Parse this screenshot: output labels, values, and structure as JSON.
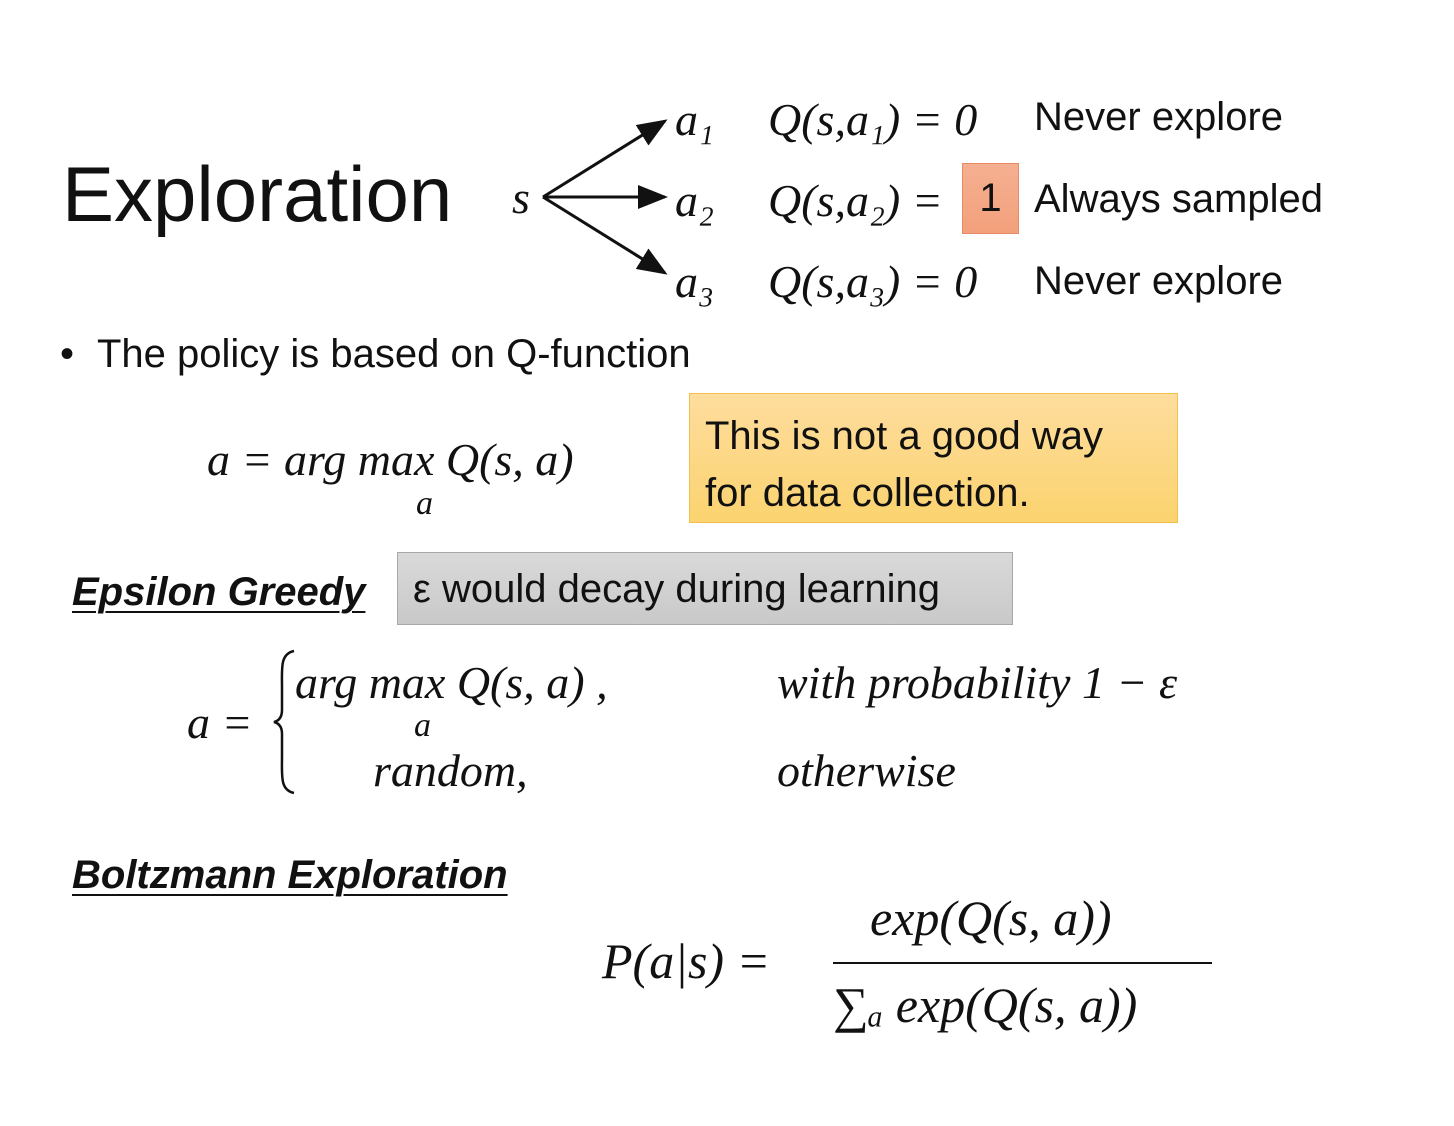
{
  "title": "Exploration",
  "diagram": {
    "state": "s",
    "actions": [
      {
        "action": "a₁",
        "q": "Q(s,a₁) = 0",
        "value": "",
        "note": "Never explore"
      },
      {
        "action": "a₂",
        "q": "Q(s,a₂) =",
        "value": "1",
        "note": "Always sampled"
      },
      {
        "action": "a₃",
        "q": "Q(s,a₃) = 0",
        "value": "",
        "note": "Never explore"
      }
    ],
    "highlight_color": "#f4a582"
  },
  "bullet": "The policy is based on Q-function",
  "greedy_formula": {
    "main": "a = arg max Q(s, a)",
    "sub": "a"
  },
  "callout_yellow": {
    "line1": "This is not a good way",
    "line2": "for data collection.",
    "color": "#fdd886"
  },
  "epsilon": {
    "heading": "Epsilon Greedy",
    "callout": "ε would decay during learning",
    "lhs": "a =",
    "case1": "arg max Q(s, a) ,",
    "case1_sub": "a",
    "case2": "random,",
    "cond1": "with probability 1 − ε",
    "cond2": "otherwise"
  },
  "boltzmann": {
    "heading": "Boltzmann Exploration",
    "lhs": "P(a|s) =",
    "numerator": "exp(Q(s, a))",
    "denominator": "∑ₐ exp(Q(s, a))"
  }
}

#### [EXERCISE]
Reproduce every record word for word. The copy must contain no pictures.

#### [SOLVED EXERCISE]
Parse this screenshot: output labels, values, and structure as JSON.
{
  "title": "Exploration",
  "diagram": {
    "state": "s",
    "actions": [
      {
        "action": "a₁",
        "q": "Q(s,a₁) = 0",
        "value": "",
        "note": "Never explore"
      },
      {
        "action": "a₂",
        "q": "Q(s,a₂) =",
        "value": "1",
        "note": "Always sampled"
      },
      {
        "action": "a₃",
        "q": "Q(s,a₃) = 0",
        "value": "",
        "note": "Never explore"
      }
    ],
    "highlight_color": "#f4a582"
  },
  "bullet": "The policy is based on Q-function",
  "greedy_formula": {
    "main": "a = arg max Q(s, a)",
    "sub": "a"
  },
  "callout_yellow": {
    "line1": "This is not a good way",
    "line2": "for data collection.",
    "color": "#fdd886"
  },
  "epsilon": {
    "heading": "Epsilon Greedy",
    "callout": "ε would decay during learning",
    "lhs": "a =",
    "case1": "arg max Q(s, a) ,",
    "case1_sub": "a",
    "case2": "random,",
    "cond1": "with probability 1 − ε",
    "cond2": "otherwise"
  },
  "boltzmann": {
    "heading": "Boltzmann Exploration",
    "lhs": "P(a|s) =",
    "numerator": "exp(Q(s, a))",
    "denominator": "∑ₐ exp(Q(s, a))"
  }
}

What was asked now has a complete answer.